WHAT YOU ARE ASKED TO DO
Return the lines below that carry the word "name".

Data listing
==================================================

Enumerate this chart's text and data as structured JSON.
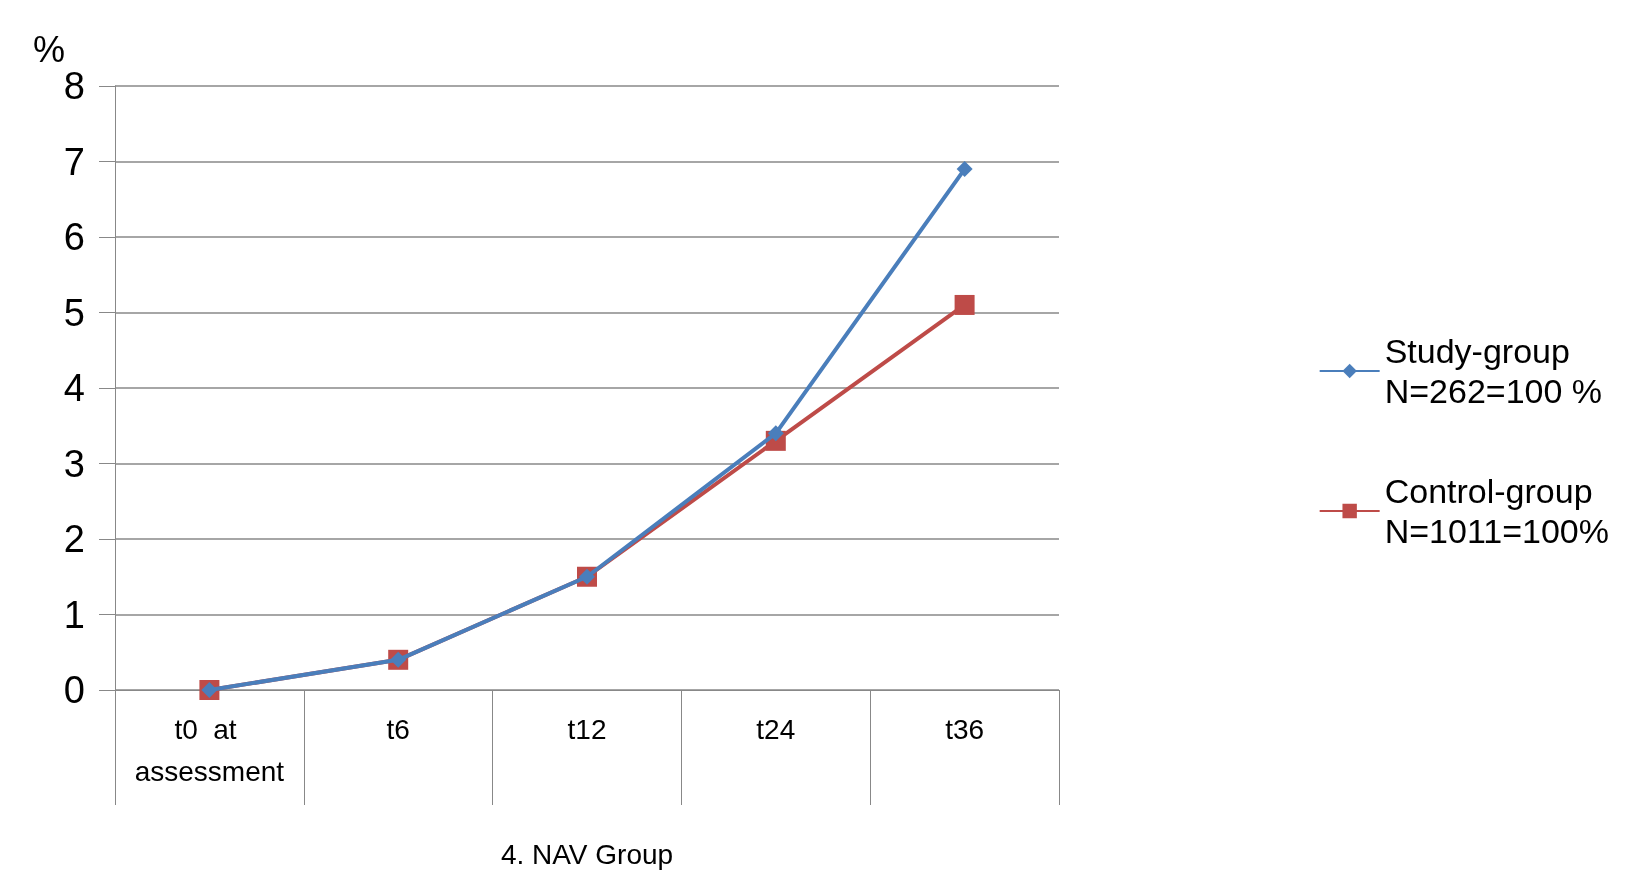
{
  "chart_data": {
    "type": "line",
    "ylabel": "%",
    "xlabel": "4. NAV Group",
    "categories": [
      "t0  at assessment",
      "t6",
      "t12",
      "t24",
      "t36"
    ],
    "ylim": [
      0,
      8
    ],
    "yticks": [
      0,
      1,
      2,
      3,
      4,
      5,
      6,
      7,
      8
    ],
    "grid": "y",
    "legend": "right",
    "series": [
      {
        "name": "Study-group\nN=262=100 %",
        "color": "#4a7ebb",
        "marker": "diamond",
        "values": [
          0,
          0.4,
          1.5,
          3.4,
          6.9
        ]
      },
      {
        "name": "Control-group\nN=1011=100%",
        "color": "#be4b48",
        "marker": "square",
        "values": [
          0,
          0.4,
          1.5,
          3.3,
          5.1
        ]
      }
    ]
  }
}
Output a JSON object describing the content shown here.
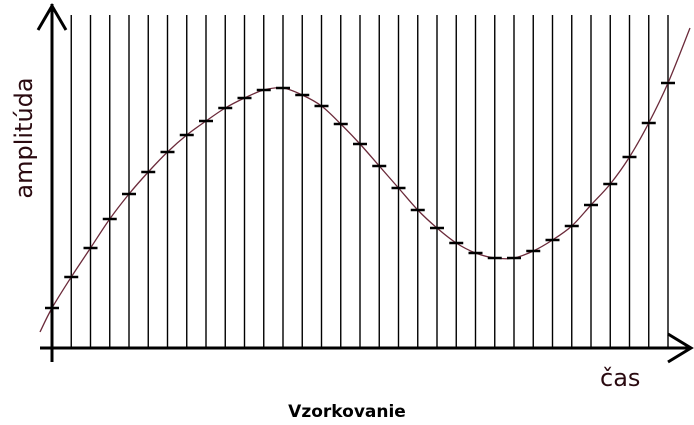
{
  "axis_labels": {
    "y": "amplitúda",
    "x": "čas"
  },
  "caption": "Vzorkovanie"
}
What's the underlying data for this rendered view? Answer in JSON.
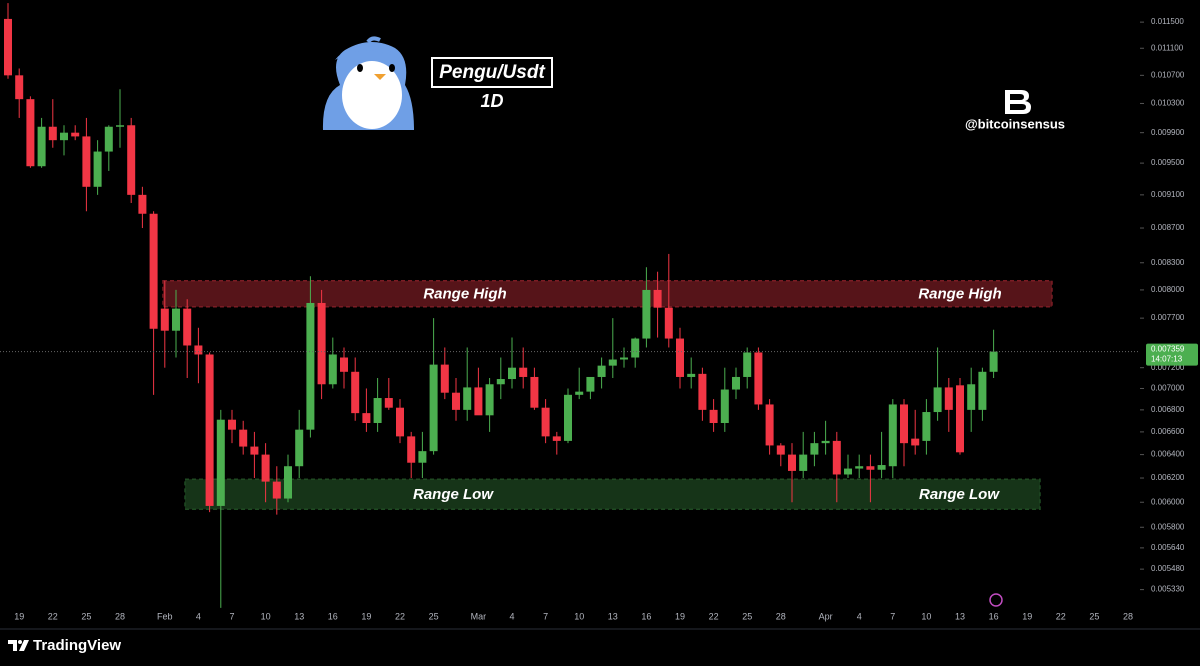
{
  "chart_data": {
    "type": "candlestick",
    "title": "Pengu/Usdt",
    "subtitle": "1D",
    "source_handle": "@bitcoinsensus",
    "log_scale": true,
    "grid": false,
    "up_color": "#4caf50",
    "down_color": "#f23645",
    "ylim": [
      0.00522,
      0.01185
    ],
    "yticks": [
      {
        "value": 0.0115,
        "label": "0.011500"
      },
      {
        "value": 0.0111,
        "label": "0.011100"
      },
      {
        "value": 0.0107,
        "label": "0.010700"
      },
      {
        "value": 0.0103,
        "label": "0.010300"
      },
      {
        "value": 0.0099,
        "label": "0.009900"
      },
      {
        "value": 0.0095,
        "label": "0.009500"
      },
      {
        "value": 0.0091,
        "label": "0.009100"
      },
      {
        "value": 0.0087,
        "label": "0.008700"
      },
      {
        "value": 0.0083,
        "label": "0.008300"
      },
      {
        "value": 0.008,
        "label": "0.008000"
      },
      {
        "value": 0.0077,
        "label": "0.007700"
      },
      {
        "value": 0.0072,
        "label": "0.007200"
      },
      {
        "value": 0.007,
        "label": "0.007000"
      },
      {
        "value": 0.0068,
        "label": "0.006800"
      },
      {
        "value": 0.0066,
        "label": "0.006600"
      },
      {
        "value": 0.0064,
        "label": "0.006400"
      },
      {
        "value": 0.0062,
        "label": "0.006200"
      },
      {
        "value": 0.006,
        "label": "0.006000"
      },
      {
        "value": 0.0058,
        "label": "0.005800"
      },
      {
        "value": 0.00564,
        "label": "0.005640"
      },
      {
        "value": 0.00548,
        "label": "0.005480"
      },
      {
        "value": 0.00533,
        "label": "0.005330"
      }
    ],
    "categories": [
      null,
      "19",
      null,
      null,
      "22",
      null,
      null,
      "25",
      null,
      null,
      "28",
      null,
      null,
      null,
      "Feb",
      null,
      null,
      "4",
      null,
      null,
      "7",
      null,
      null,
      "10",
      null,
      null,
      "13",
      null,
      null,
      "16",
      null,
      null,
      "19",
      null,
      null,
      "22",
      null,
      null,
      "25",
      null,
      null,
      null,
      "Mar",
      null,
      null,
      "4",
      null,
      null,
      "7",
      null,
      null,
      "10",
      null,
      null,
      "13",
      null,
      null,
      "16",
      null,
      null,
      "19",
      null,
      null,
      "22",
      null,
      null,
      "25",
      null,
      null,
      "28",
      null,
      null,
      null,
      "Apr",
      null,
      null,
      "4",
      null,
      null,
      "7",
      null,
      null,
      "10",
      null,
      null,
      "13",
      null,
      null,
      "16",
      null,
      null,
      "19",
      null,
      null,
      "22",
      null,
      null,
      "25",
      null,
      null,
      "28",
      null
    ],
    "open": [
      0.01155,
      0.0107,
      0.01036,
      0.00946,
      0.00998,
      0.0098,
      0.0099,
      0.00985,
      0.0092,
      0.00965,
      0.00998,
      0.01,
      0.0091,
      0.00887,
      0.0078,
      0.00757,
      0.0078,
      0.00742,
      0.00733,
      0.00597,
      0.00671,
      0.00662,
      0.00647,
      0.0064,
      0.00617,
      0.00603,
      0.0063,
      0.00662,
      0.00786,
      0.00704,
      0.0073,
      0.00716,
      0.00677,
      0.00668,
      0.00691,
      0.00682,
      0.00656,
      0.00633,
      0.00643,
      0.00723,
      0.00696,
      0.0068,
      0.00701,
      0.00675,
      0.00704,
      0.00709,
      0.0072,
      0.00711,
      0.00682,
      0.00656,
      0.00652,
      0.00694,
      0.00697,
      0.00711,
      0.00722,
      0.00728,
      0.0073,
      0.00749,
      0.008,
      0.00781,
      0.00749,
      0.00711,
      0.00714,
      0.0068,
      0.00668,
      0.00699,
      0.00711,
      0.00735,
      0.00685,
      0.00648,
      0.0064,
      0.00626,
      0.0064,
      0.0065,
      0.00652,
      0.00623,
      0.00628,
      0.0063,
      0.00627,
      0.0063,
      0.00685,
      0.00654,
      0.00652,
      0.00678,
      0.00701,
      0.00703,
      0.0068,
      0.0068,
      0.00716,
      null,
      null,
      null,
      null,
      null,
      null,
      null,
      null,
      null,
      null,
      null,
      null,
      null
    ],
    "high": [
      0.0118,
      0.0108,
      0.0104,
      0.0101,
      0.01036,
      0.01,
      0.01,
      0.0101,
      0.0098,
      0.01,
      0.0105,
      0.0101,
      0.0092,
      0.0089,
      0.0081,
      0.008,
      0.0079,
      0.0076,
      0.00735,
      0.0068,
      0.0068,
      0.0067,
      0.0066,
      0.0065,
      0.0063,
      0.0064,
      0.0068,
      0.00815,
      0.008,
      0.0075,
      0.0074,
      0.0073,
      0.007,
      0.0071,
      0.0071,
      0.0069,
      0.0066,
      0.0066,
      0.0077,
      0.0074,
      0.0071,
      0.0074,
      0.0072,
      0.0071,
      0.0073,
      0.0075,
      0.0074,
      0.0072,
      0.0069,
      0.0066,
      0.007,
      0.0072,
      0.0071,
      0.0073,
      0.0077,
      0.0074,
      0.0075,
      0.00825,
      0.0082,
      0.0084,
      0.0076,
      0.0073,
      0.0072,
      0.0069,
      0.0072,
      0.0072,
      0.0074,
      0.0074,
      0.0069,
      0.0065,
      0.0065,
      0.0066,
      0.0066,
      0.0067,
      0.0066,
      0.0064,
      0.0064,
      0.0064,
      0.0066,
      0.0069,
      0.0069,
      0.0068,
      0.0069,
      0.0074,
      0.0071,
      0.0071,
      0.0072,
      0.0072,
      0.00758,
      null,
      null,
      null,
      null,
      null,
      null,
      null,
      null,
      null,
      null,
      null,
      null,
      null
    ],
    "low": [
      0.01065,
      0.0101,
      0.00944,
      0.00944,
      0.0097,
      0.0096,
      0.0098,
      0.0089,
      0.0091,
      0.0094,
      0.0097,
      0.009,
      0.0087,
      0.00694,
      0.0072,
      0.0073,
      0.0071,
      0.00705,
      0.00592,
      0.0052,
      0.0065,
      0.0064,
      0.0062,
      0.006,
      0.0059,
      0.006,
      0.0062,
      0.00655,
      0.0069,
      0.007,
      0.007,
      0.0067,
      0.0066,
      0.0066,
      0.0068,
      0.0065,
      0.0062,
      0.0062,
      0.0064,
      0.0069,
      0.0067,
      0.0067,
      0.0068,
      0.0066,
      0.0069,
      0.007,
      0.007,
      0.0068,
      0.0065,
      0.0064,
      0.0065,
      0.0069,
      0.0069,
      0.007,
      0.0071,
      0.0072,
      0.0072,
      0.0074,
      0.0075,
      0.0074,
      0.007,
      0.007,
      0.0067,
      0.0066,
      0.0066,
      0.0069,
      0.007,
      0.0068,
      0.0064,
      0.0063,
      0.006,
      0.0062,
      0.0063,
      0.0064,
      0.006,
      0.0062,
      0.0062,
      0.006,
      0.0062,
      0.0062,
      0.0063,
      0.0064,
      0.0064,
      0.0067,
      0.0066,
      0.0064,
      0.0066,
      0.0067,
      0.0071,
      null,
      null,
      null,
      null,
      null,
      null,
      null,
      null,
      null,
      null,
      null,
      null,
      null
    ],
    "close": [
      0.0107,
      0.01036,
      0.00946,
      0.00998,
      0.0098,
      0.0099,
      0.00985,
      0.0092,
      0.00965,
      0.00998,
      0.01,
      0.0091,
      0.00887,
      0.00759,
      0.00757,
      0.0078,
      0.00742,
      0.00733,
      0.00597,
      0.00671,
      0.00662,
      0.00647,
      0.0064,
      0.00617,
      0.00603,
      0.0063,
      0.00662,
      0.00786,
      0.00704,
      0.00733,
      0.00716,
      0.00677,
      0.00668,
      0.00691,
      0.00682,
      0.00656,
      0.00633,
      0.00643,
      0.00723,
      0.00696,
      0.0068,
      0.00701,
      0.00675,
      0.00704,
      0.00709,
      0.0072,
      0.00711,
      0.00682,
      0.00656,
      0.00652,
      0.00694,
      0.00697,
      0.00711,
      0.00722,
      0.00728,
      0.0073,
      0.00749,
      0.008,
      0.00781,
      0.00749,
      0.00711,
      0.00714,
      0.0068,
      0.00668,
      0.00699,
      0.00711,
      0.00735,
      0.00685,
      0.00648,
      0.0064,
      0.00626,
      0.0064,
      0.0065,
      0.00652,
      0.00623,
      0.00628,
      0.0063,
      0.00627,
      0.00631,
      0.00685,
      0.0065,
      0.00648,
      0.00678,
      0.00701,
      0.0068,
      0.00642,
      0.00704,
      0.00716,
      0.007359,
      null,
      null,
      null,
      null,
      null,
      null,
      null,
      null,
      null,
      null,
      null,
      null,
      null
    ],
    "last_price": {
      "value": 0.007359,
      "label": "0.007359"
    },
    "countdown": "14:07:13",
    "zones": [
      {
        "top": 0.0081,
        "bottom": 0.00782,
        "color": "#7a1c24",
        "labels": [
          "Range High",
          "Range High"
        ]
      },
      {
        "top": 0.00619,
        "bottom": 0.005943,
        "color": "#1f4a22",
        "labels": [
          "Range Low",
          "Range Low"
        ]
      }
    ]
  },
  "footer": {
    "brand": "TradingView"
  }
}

==================================================

RESULT OF THIS TASK
        "name": "Study-group\nN=262=100 %",
        "name": "Control-group\nN=1011=100%",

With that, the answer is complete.